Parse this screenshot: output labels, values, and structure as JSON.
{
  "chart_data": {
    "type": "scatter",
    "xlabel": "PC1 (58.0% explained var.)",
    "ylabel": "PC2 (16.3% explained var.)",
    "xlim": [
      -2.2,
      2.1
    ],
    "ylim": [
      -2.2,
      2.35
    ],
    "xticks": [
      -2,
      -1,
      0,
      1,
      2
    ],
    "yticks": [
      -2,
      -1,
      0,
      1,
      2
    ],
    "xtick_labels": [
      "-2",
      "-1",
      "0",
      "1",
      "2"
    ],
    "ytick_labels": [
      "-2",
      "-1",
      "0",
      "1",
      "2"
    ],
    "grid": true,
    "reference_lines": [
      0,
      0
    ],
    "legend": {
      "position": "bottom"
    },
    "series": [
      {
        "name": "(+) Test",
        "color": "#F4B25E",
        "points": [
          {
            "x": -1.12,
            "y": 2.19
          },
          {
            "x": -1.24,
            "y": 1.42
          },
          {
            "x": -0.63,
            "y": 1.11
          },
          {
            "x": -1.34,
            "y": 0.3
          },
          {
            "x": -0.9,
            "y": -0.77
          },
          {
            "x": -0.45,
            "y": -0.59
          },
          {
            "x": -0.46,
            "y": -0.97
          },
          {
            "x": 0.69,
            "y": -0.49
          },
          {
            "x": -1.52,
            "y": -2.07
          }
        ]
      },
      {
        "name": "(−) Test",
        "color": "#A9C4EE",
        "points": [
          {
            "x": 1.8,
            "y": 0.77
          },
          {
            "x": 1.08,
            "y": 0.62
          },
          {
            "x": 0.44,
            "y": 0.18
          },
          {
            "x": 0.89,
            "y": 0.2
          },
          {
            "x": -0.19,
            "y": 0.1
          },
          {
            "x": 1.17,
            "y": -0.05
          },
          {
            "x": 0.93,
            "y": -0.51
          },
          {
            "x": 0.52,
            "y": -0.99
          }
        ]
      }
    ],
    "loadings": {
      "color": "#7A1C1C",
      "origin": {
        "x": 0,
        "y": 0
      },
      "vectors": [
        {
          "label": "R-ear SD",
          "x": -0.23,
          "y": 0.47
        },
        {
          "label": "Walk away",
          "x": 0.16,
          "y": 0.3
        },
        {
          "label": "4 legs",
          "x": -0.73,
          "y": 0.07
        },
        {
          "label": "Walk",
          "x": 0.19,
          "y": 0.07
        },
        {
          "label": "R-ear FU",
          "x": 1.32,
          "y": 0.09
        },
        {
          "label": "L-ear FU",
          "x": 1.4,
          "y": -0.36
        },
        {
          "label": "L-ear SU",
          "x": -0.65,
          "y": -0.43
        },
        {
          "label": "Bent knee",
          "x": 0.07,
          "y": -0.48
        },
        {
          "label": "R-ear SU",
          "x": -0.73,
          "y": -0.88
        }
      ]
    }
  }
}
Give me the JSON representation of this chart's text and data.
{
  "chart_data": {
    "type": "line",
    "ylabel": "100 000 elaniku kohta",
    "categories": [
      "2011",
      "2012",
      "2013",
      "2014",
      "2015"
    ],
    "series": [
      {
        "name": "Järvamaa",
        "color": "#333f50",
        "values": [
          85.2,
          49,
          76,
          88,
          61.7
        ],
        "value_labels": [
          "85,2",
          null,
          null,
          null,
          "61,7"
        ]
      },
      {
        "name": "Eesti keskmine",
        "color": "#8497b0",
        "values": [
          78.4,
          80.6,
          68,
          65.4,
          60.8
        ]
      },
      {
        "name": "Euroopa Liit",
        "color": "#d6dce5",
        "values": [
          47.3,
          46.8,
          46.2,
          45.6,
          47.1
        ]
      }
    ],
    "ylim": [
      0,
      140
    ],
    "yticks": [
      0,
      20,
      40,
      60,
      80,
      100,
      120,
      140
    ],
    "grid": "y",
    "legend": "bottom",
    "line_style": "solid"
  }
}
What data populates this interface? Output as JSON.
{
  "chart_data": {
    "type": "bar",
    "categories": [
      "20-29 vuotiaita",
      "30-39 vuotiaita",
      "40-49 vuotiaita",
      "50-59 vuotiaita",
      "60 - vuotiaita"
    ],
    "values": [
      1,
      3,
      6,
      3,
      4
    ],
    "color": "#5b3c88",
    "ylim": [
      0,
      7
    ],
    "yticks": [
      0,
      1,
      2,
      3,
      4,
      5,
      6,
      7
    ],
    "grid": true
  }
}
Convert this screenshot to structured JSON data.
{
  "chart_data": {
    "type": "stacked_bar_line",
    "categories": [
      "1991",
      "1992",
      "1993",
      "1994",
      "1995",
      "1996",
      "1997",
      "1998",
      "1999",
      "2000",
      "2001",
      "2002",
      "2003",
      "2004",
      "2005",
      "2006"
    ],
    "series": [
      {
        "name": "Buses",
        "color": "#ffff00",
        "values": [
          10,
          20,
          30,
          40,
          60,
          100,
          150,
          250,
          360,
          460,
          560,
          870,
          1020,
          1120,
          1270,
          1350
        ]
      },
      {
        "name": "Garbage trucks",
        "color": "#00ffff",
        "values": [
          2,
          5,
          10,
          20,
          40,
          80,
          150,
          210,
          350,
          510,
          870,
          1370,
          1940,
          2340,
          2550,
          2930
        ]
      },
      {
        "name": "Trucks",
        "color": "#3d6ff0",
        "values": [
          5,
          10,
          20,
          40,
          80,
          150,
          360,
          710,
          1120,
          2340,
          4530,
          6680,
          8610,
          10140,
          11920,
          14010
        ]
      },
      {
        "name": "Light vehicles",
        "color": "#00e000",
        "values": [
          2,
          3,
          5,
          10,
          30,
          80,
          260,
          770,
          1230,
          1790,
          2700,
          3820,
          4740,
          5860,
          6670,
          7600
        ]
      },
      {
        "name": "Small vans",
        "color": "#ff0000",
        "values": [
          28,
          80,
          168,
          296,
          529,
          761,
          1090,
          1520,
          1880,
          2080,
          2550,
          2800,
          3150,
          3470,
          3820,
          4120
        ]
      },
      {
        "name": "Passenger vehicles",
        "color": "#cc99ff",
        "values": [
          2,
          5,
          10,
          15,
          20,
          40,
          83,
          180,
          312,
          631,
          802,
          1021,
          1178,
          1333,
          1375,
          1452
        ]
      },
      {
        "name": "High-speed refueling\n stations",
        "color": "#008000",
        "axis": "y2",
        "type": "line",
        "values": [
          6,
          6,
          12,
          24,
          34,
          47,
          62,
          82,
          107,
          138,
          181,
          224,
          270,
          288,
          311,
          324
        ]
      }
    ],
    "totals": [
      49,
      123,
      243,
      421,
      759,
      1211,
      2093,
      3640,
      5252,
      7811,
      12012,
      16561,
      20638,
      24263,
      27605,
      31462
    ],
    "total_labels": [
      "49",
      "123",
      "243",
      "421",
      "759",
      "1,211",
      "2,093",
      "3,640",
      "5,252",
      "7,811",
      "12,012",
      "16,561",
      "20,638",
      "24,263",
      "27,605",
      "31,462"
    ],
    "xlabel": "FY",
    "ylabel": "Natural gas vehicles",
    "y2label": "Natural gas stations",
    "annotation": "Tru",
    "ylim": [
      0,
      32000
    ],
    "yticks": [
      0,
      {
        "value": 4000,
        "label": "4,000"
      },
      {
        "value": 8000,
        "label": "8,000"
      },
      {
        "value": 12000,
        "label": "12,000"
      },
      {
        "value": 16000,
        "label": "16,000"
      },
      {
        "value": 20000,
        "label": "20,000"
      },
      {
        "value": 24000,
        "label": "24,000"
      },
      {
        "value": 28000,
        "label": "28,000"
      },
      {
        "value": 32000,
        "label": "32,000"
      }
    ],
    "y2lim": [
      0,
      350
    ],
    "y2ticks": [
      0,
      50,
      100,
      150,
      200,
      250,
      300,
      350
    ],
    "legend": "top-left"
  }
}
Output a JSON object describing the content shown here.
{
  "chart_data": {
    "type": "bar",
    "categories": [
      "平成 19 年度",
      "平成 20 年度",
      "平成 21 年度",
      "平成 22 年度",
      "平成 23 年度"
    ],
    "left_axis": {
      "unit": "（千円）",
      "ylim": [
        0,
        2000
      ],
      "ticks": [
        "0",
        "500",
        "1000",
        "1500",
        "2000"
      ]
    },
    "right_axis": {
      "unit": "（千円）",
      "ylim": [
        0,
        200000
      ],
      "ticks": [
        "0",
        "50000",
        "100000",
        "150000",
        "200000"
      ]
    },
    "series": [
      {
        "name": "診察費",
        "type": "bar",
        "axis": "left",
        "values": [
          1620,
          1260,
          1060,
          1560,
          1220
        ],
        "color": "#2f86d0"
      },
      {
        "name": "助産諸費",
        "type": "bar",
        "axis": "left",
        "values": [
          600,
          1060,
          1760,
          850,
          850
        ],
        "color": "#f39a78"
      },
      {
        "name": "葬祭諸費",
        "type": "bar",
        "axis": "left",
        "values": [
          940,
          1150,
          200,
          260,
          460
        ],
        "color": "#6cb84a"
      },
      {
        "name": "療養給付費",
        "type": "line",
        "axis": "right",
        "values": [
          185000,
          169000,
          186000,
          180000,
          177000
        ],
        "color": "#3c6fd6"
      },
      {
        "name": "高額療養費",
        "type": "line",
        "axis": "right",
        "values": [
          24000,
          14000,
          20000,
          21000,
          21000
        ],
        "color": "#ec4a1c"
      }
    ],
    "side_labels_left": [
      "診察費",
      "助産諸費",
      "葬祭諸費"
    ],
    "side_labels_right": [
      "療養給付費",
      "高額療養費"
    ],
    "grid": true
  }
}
== == ==
■ **CHALLENGE**: Collect every line above that contains the word "this".

■ **PROBLEM SOLUTION**:
Parse this screenshot: output labels, values, and structure as JSON.
Give me the JSON representation of this chart's text and data.
What data populates this interface? Output as JSON.
Convert this screenshot to structured JSON data.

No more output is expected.